──────── Records supplied ────────
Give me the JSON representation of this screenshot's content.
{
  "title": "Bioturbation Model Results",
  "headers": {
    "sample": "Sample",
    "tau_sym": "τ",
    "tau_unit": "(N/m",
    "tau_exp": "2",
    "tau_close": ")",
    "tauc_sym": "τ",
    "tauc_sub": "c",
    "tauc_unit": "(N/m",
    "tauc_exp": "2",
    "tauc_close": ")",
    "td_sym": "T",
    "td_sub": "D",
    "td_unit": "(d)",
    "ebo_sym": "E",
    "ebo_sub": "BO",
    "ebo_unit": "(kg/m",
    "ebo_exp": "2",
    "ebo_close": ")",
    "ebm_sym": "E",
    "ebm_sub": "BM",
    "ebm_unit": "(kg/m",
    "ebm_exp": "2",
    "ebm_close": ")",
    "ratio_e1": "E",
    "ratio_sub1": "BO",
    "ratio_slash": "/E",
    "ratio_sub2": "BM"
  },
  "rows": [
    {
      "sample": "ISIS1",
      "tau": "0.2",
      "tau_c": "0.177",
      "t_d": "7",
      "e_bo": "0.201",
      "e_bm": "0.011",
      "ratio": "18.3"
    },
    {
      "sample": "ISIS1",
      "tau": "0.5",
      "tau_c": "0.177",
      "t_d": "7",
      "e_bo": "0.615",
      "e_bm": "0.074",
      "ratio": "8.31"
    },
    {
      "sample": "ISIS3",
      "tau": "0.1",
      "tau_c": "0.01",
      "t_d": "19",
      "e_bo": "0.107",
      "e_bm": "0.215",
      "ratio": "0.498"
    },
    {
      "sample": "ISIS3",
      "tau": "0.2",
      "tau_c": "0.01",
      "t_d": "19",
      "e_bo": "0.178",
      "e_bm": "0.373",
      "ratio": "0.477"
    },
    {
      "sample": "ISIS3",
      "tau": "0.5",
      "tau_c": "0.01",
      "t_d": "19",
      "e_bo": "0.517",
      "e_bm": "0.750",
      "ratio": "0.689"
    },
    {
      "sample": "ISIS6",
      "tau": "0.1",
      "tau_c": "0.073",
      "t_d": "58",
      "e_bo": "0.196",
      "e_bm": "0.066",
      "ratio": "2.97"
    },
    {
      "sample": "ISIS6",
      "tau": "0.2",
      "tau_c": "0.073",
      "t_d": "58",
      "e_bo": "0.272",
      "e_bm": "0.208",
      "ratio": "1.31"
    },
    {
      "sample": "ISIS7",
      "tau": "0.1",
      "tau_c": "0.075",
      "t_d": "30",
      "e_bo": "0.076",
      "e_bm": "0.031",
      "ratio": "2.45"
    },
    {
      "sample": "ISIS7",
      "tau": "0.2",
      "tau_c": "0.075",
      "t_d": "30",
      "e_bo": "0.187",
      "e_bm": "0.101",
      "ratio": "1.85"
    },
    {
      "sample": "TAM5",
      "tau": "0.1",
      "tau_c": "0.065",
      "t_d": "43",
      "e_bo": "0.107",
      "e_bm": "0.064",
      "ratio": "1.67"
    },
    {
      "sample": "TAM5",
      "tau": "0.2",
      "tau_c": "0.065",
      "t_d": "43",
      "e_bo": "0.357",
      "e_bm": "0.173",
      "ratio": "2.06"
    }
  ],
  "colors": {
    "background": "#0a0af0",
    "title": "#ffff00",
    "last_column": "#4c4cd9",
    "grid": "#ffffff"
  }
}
────────
What is being asked.
Make an exact copy of all the data.

Solution for this problem.
Give me the JSON representation of this screenshot's content.
{
  "title": "Bioturbation Model Results",
  "headers": {
    "sample": "Sample",
    "tau_sym": "τ",
    "tau_unit": "(N/m",
    "tau_exp": "2",
    "tau_close": ")",
    "tauc_sym": "τ",
    "tauc_sub": "c",
    "tauc_unit": "(N/m",
    "tauc_exp": "2",
    "tauc_close": ")",
    "td_sym": "T",
    "td_sub": "D",
    "td_unit": "(d)",
    "ebo_sym": "E",
    "ebo_sub": "BO",
    "ebo_unit": "(kg/m",
    "ebo_exp": "2",
    "ebo_close": ")",
    "ebm_sym": "E",
    "ebm_sub": "BM",
    "ebm_unit": "(kg/m",
    "ebm_exp": "2",
    "ebm_close": ")",
    "ratio_e1": "E",
    "ratio_sub1": "BO",
    "ratio_slash": "/E",
    "ratio_sub2": "BM"
  },
  "rows": [
    {
      "sample": "ISIS1",
      "tau": "0.2",
      "tau_c": "0.177",
      "t_d": "7",
      "e_bo": "0.201",
      "e_bm": "0.011",
      "ratio": "18.3"
    },
    {
      "sample": "ISIS1",
      "tau": "0.5",
      "tau_c": "0.177",
      "t_d": "7",
      "e_bo": "0.615",
      "e_bm": "0.074",
      "ratio": "8.31"
    },
    {
      "sample": "ISIS3",
      "tau": "0.1",
      "tau_c": "0.01",
      "t_d": "19",
      "e_bo": "0.107",
      "e_bm": "0.215",
      "ratio": "0.498"
    },
    {
      "sample": "ISIS3",
      "tau": "0.2",
      "tau_c": "0.01",
      "t_d": "19",
      "e_bo": "0.178",
      "e_bm": "0.373",
      "ratio": "0.477"
    },
    {
      "sample": "ISIS3",
      "tau": "0.5",
      "tau_c": "0.01",
      "t_d": "19",
      "e_bo": "0.517",
      "e_bm": "0.750",
      "ratio": "0.689"
    },
    {
      "sample": "ISIS6",
      "tau": "0.1",
      "tau_c": "0.073",
      "t_d": "58",
      "e_bo": "0.196",
      "e_bm": "0.066",
      "ratio": "2.97"
    },
    {
      "sample": "ISIS6",
      "tau": "0.2",
      "tau_c": "0.073",
      "t_d": "58",
      "e_bo": "0.272",
      "e_bm": "0.208",
      "ratio": "1.31"
    },
    {
      "sample": "ISIS7",
      "tau": "0.1",
      "tau_c": "0.075",
      "t_d": "30",
      "e_bo": "0.076",
      "e_bm": "0.031",
      "ratio": "2.45"
    },
    {
      "sample": "ISIS7",
      "tau": "0.2",
      "tau_c": "0.075",
      "t_d": "30",
      "e_bo": "0.187",
      "e_bm": "0.101",
      "ratio": "1.85"
    },
    {
      "sample": "TAM5",
      "tau": "0.1",
      "tau_c": "0.065",
      "t_d": "43",
      "e_bo": "0.107",
      "e_bm": "0.064",
      "ratio": "1.67"
    },
    {
      "sample": "TAM5",
      "tau": "0.2",
      "tau_c": "0.065",
      "t_d": "43",
      "e_bo": "0.357",
      "e_bm": "0.173",
      "ratio": "2.06"
    }
  ],
  "colors": {
    "background": "#0a0af0",
    "title": "#ffff00",
    "last_column": "#4c4cd9",
    "grid": "#ffffff"
  }
}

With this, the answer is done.